GOAL OF THE EXERCISE:
Omit every picture. Return all other data as it stands.

INFORMATION SUPPLIED:
──────────

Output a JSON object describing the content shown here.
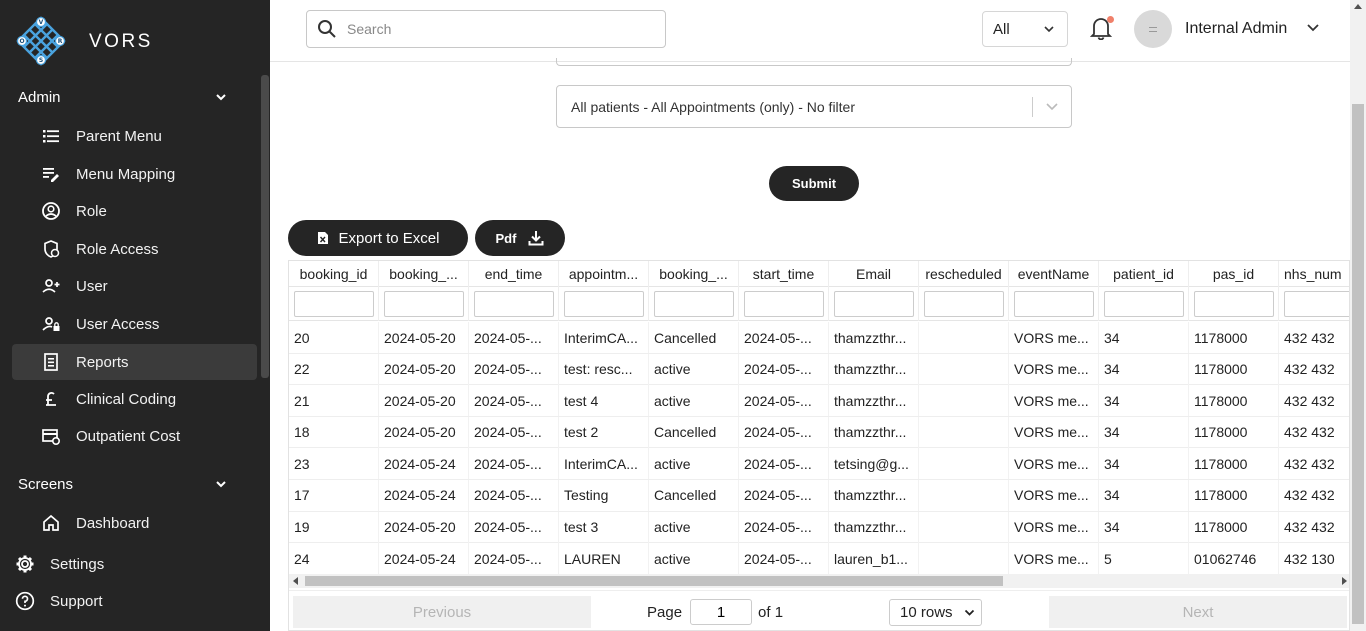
{
  "app": {
    "brand": "VORS",
    "logo_letters": [
      "V",
      "O",
      "R",
      "S"
    ]
  },
  "sidebar": {
    "sections": [
      {
        "title": "Admin",
        "items": [
          {
            "label": "Parent Menu",
            "icon": "list-icon"
          },
          {
            "label": "Menu Mapping",
            "icon": "edit-list-icon"
          },
          {
            "label": "Role",
            "icon": "account-circle-icon"
          },
          {
            "label": "Role Access",
            "icon": "shield-person-icon"
          },
          {
            "label": "User",
            "icon": "person-add-icon"
          },
          {
            "label": "User Access",
            "icon": "user-lock-icon"
          },
          {
            "label": "Reports",
            "icon": "report-icon",
            "active": true
          },
          {
            "label": "Clinical Coding",
            "icon": "pound-icon"
          },
          {
            "label": "Outpatient Cost",
            "icon": "card-settings-icon"
          }
        ]
      },
      {
        "title": "Screens",
        "items": [
          {
            "label": "Dashboard",
            "icon": "home-icon"
          }
        ]
      }
    ],
    "bottom": [
      {
        "label": "Settings",
        "icon": "gear-icon"
      },
      {
        "label": "Support",
        "icon": "help-icon"
      }
    ]
  },
  "header": {
    "search_placeholder": "Search",
    "filter_value": "All",
    "user_name": "Internal Admin",
    "notification_color": "#f0806a"
  },
  "main": {
    "patient_filter": "All patients - All Appointments (only) - No filter",
    "submit_label": "Submit",
    "export_excel_label": "Export to Excel",
    "pdf_label": "Pdf"
  },
  "table": {
    "columns": [
      "booking_id",
      "booking_...",
      "end_time",
      "appointm...",
      "booking_...",
      "start_time",
      "Email",
      "rescheduled",
      "eventName",
      "patient_id",
      "pas_id",
      "nhs_num"
    ],
    "rows": [
      [
        "20",
        "2024-05-20",
        "2024-05-...",
        "InterimCA...",
        "Cancelled",
        "2024-05-...",
        "thamzzthr...",
        "",
        "VORS me...",
        "34",
        "1178000",
        "432 432"
      ],
      [
        "22",
        "2024-05-20",
        "2024-05-...",
        "test: resc...",
        "active",
        "2024-05-...",
        "thamzzthr...",
        "",
        "VORS me...",
        "34",
        "1178000",
        "432 432"
      ],
      [
        "21",
        "2024-05-20",
        "2024-05-...",
        "test 4",
        "active",
        "2024-05-...",
        "thamzzthr...",
        "",
        "VORS me...",
        "34",
        "1178000",
        "432 432"
      ],
      [
        "18",
        "2024-05-20",
        "2024-05-...",
        "test 2",
        "Cancelled",
        "2024-05-...",
        "thamzzthr...",
        "",
        "VORS me...",
        "34",
        "1178000",
        "432 432"
      ],
      [
        "23",
        "2024-05-24",
        "2024-05-...",
        "InterimCA...",
        "active",
        "2024-05-...",
        "tetsing@g...",
        "",
        "VORS me...",
        "34",
        "1178000",
        "432 432"
      ],
      [
        "17",
        "2024-05-24",
        "2024-05-...",
        "Testing",
        "Cancelled",
        "2024-05-...",
        "thamzzthr...",
        "",
        "VORS me...",
        "34",
        "1178000",
        "432 432"
      ],
      [
        "19",
        "2024-05-20",
        "2024-05-...",
        "test 3",
        "active",
        "2024-05-...",
        "thamzzthr...",
        "",
        "VORS me...",
        "34",
        "1178000",
        "432 432"
      ],
      [
        "24",
        "2024-05-24",
        "2024-05-...",
        "LAUREN",
        "active",
        "2024-05-...",
        "lauren_b1...",
        "",
        "VORS me...",
        "5",
        "01062746",
        "432 130"
      ]
    ]
  },
  "pagination": {
    "previous_label": "Previous",
    "next_label": "Next",
    "page_label": "Page",
    "current_page": "1",
    "of_label": "of 1",
    "rows_option": "10 rows"
  }
}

──────────

YOUR RESPONSE:
Output a JSON object describing the content shown here.
{
  "app": {
    "brand": "VORS",
    "logo_letters": [
      "V",
      "O",
      "R",
      "S"
    ]
  },
  "sidebar": {
    "sections": [
      {
        "title": "Admin",
        "items": [
          {
            "label": "Parent Menu",
            "icon": "list-icon"
          },
          {
            "label": "Menu Mapping",
            "icon": "edit-list-icon"
          },
          {
            "label": "Role",
            "icon": "account-circle-icon"
          },
          {
            "label": "Role Access",
            "icon": "shield-person-icon"
          },
          {
            "label": "User",
            "icon": "person-add-icon"
          },
          {
            "label": "User Access",
            "icon": "user-lock-icon"
          },
          {
            "label": "Reports",
            "icon": "report-icon",
            "active": true
          },
          {
            "label": "Clinical Coding",
            "icon": "pound-icon"
          },
          {
            "label": "Outpatient Cost",
            "icon": "card-settings-icon"
          }
        ]
      },
      {
        "title": "Screens",
        "items": [
          {
            "label": "Dashboard",
            "icon": "home-icon"
          }
        ]
      }
    ],
    "bottom": [
      {
        "label": "Settings",
        "icon": "gear-icon"
      },
      {
        "label": "Support",
        "icon": "help-icon"
      }
    ]
  },
  "header": {
    "search_placeholder": "Search",
    "filter_value": "All",
    "user_name": "Internal Admin",
    "notification_color": "#f0806a"
  },
  "main": {
    "patient_filter": "All patients - All Appointments (only) - No filter",
    "submit_label": "Submit",
    "export_excel_label": "Export to Excel",
    "pdf_label": "Pdf"
  },
  "table": {
    "columns": [
      "booking_id",
      "booking_...",
      "end_time",
      "appointm...",
      "booking_...",
      "start_time",
      "Email",
      "rescheduled",
      "eventName",
      "patient_id",
      "pas_id",
      "nhs_num"
    ],
    "rows": [
      [
        "20",
        "2024-05-20",
        "2024-05-...",
        "InterimCA...",
        "Cancelled",
        "2024-05-...",
        "thamzzthr...",
        "",
        "VORS me...",
        "34",
        "1178000",
        "432 432"
      ],
      [
        "22",
        "2024-05-20",
        "2024-05-...",
        "test: resc...",
        "active",
        "2024-05-...",
        "thamzzthr...",
        "",
        "VORS me...",
        "34",
        "1178000",
        "432 432"
      ],
      [
        "21",
        "2024-05-20",
        "2024-05-...",
        "test 4",
        "active",
        "2024-05-...",
        "thamzzthr...",
        "",
        "VORS me...",
        "34",
        "1178000",
        "432 432"
      ],
      [
        "18",
        "2024-05-20",
        "2024-05-...",
        "test 2",
        "Cancelled",
        "2024-05-...",
        "thamzzthr...",
        "",
        "VORS me...",
        "34",
        "1178000",
        "432 432"
      ],
      [
        "23",
        "2024-05-24",
        "2024-05-...",
        "InterimCA...",
        "active",
        "2024-05-...",
        "tetsing@g...",
        "",
        "VORS me...",
        "34",
        "1178000",
        "432 432"
      ],
      [
        "17",
        "2024-05-24",
        "2024-05-...",
        "Testing",
        "Cancelled",
        "2024-05-...",
        "thamzzthr...",
        "",
        "VORS me...",
        "34",
        "1178000",
        "432 432"
      ],
      [
        "19",
        "2024-05-20",
        "2024-05-...",
        "test 3",
        "active",
        "2024-05-...",
        "thamzzthr...",
        "",
        "VORS me...",
        "34",
        "1178000",
        "432 432"
      ],
      [
        "24",
        "2024-05-24",
        "2024-05-...",
        "LAUREN",
        "active",
        "2024-05-...",
        "lauren_b1...",
        "",
        "VORS me...",
        "5",
        "01062746",
        "432 130"
      ]
    ]
  },
  "pagination": {
    "previous_label": "Previous",
    "next_label": "Next",
    "page_label": "Page",
    "current_page": "1",
    "of_label": "of 1",
    "rows_option": "10 rows"
  }
}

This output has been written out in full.